──────── MATERIAL

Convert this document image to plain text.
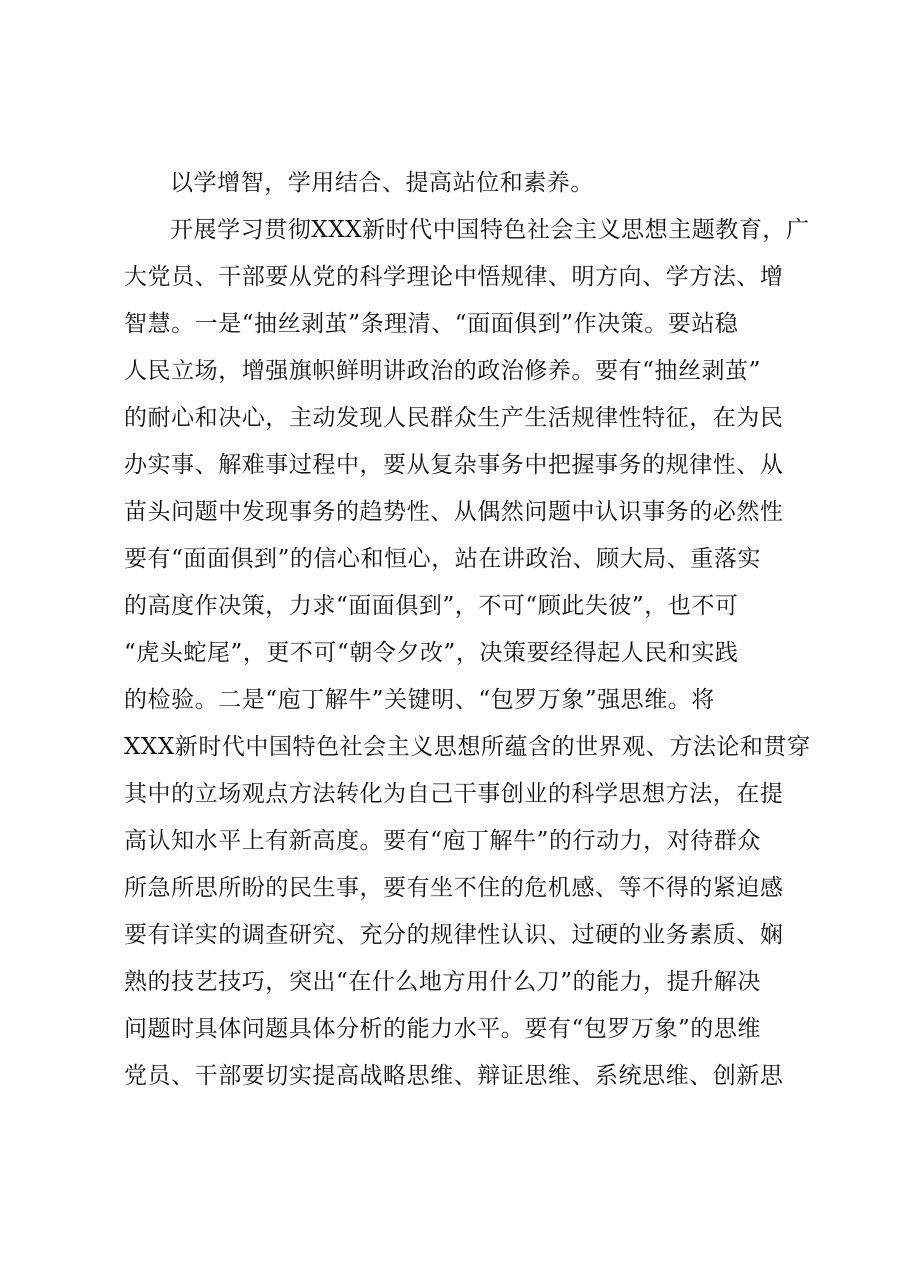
以学增智，学用结合、提高站位和素养。
开展学习贯彻XXX新时代中国特色社会主义思想主题教育，广
大党员、干部要从党的科学理论中悟规律、明方向、学方法、增
智慧。一是“抽丝剥茧”条理清、“面面俱到”作决策。要站稳
人民立场，增强旗帜鲜明讲政治的政治修养。要有“抽丝剥茧”
的耐心和决心，主动发现人民群众生产生活规律性特征，在为民
办实事、解难事过程中，要从复杂事务中把握事务的规律性、从
苗头问题中发现事务的趋势性、从偶然问题中认识事务的必然性
要有“面面俱到”的信心和恒心，站在讲政治、顾大局、重落实
的高度作决策，力求“面面俱到”，不可“顾此失彼”，也不可
“虎头蛇尾”，更不可“朝令夕改”，决策要经得起人民和实践
的检验。二是“庖丁解牛”关键明、“包罗万象”强思维。将
XXX新时代中国特色社会主义思想所蕴含的世界观、方法论和贯穿
其中的立场观点方法转化为自己干事创业的科学思想方法，在提
高认知水平上有新高度。要有“庖丁解牛”的行动力，对待群众
所急所思所盼的民生事，要有坐不住的危机感、等不得的紧迫感
要有详实的调查研究、充分的规律性认识、过硬的业务素质、娴
熟的技艺技巧，突出“在什么地方用什么刀”的能力，提升解决
问题时具体问题具体分析的能力水平。要有“包罗万象”的思维
党员、干部要切实提高战略思维、辩证思维、系统思维、创新思
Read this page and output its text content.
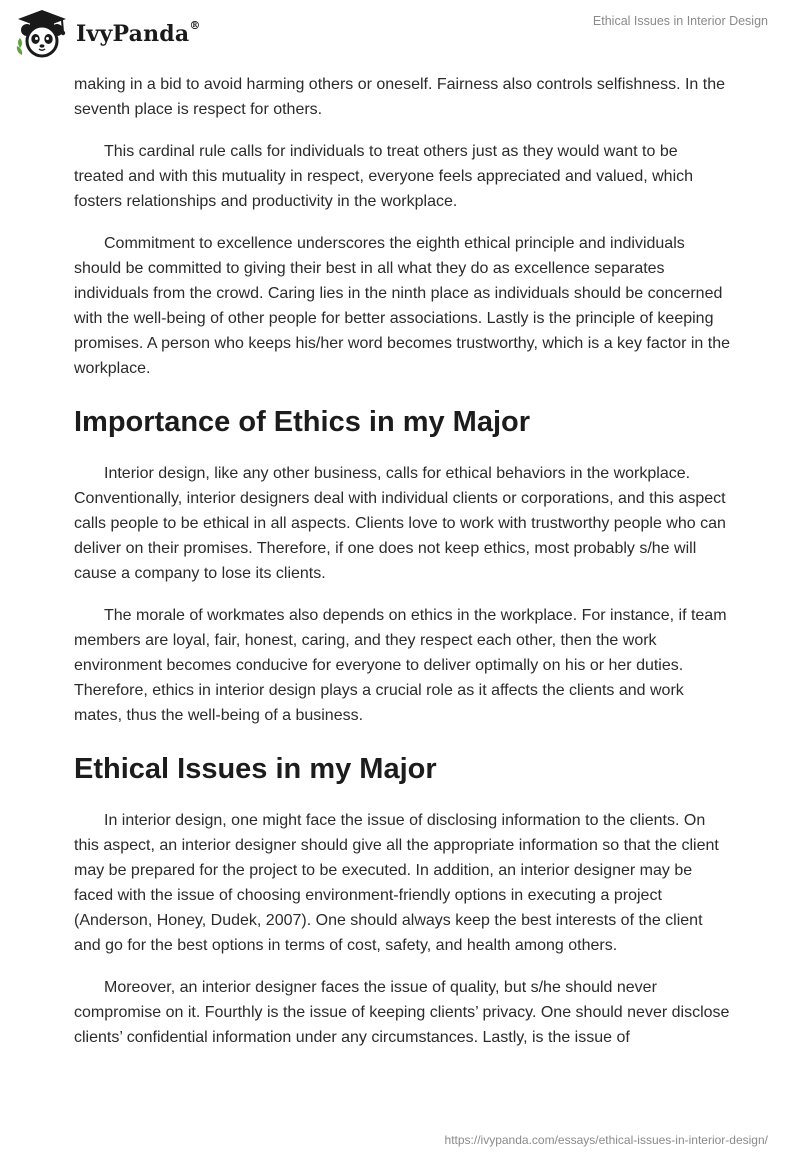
IvyPanda®	Ethical Issues in Interior Design

making in a bid to avoid harming others or oneself. Fairness also controls selfishness. In the seventh place is respect for others.

This cardinal rule calls for individuals to treat others just as they would want to be treated and with this mutuality in respect, everyone feels appreciated and valued, which fosters relationships and productivity in the workplace.

Commitment to excellence underscores the eighth ethical principle and individuals should be committed to giving their best in all what they do as excellence separates individuals from the crowd. Caring lies in the ninth place as individuals should be concerned with the well-being of other people for better associations. Lastly is the principle of keeping promises. A person who keeps his/her word becomes trustworthy, which is a key factor in the workplace.

Importance of Ethics in my Major

Interior design, like any other business, calls for ethical behaviors in the workplace. Conventionally, interior designers deal with individual clients or corporations, and this aspect calls people to be ethical in all aspects. Clients love to work with trustworthy people who can deliver on their promises. Therefore, if one does not keep ethics, most probably s/he will cause a company to lose its clients.

The morale of workmates also depends on ethics in the workplace. For instance, if team members are loyal, fair, honest, caring, and they respect each other, then the work environment becomes conducive for everyone to deliver optimally on his or her duties. Therefore, ethics in interior design plays a crucial role as it affects the clients and work mates, thus the well-being of a business.

Ethical Issues in my Major

In interior design, one might face the issue of disclosing information to the clients. On this aspect, an interior designer should give all the appropriate information so that the client may be prepared for the project to be executed. In addition, an interior designer may be faced with the issue of choosing environment-friendly options in executing a project (Anderson, Honey, Dudek, 2007). One should always keep the best interests of the client and go for the best options in terms of cost, safety, and health among others.

Moreover, an interior designer faces the issue of quality, but s/he should never compromise on it. Fourthly is the issue of keeping clients’ privacy. One should never disclose clients’ confidential information under any circumstances. Lastly, is the issue of

https://ivypanda.com/essays/ethical-issues-in-interior-design/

────────────────

SET EXERCISE
Give every record back exactly as it reads, with no images.

EXERCISE OUTPUT
Convert this document image to plain text.
以学增智，学用结合、提高站位和素养。
开展学习贯彻XXX新时代中国特色社会主义思想主题教育，广
大党员、干部要从党的科学理论中悟规律、明方向、学方法、增
智慧。一是“抽丝剥茧”条理清、“面面俱到”作决策。要站稳
人民立场，增强旗帜鲜明讲政治的政治修养。要有“抽丝剥茧”
的耐心和决心，主动发现人民群众生产生活规律性特征，在为民
办实事、解难事过程中，要从复杂事务中把握事务的规律性、从
苗头问题中发现事务的趋势性、从偶然问题中认识事务的必然性
要有“面面俱到”的信心和恒心，站在讲政治、顾大局、重落实
的高度作决策，力求“面面俱到”，不可“顾此失彼”，也不可
“虎头蛇尾”，更不可“朝令夕改”，决策要经得起人民和实践
的检验。二是“庖丁解牛”关键明、“包罗万象”强思维。将
XXX新时代中国特色社会主义思想所蕴含的世界观、方法论和贯穿
其中的立场观点方法转化为自己干事创业的科学思想方法，在提
高认知水平上有新高度。要有“庖丁解牛”的行动力，对待群众
所急所思所盼的民生事，要有坐不住的危机感、等不得的紧迫感
要有详实的调查研究、充分的规律性认识、过硬的业务素质、娴
熟的技艺技巧，突出“在什么地方用什么刀”的能力，提升解决
问题时具体问题具体分析的能力水平。要有“包罗万象”的思维
党员、干部要切实提高战略思维、辩证思维、系统思维、创新思
Read this page and output its text content.
IvyPanda®	Ethical Issues in Interior Design

making in a bid to avoid harming others or oneself. Fairness also controls selfishness. In the seventh place is respect for others.

This cardinal rule calls for individuals to treat others just as they would want to be treated and with this mutuality in respect, everyone feels appreciated and valued, which fosters relationships and productivity in the workplace.

Commitment to excellence underscores the eighth ethical principle and individuals should be committed to giving their best in all what they do as excellence separates individuals from the crowd. Caring lies in the ninth place as individuals should be concerned with the well-being of other people for better associations. Lastly is the principle of keeping promises. A person who keeps his/her word becomes trustworthy, which is a key factor in the workplace.

Importance of Ethics in my Major

Interior design, like any other business, calls for ethical behaviors in the workplace. Conventionally, interior designers deal with individual clients or corporations, and this aspect calls people to be ethical in all aspects. Clients love to work with trustworthy people who can deliver on their promises. Therefore, if one does not keep ethics, most probably s/he will cause a company to lose its clients.

The morale of workmates also depends on ethics in the workplace. For instance, if team members are loyal, fair, honest, caring, and they respect each other, then the work environment becomes conducive for everyone to deliver optimally on his or her duties. Therefore, ethics in interior design plays a crucial role as it affects the clients and work mates, thus the well-being of a business.

Ethical Issues in my Major

In interior design, one might face the issue of disclosing information to the clients. On this aspect, an interior designer should give all the appropriate information so that the client may be prepared for the project to be executed. In addition, an interior designer may be faced with the issue of choosing environment-friendly options in executing a project (Anderson, Honey, Dudek, 2007). One should always keep the best interests of the client and go for the best options in terms of cost, safety, and health among others.

Moreover, an interior designer faces the issue of quality, but s/he should never compromise on it. Fourthly is the issue of keeping clients’ privacy. One should never disclose clients’ confidential information under any circumstances. Lastly, is the issue of

https://ivypanda.com/essays/ethical-issues-in-interior-design/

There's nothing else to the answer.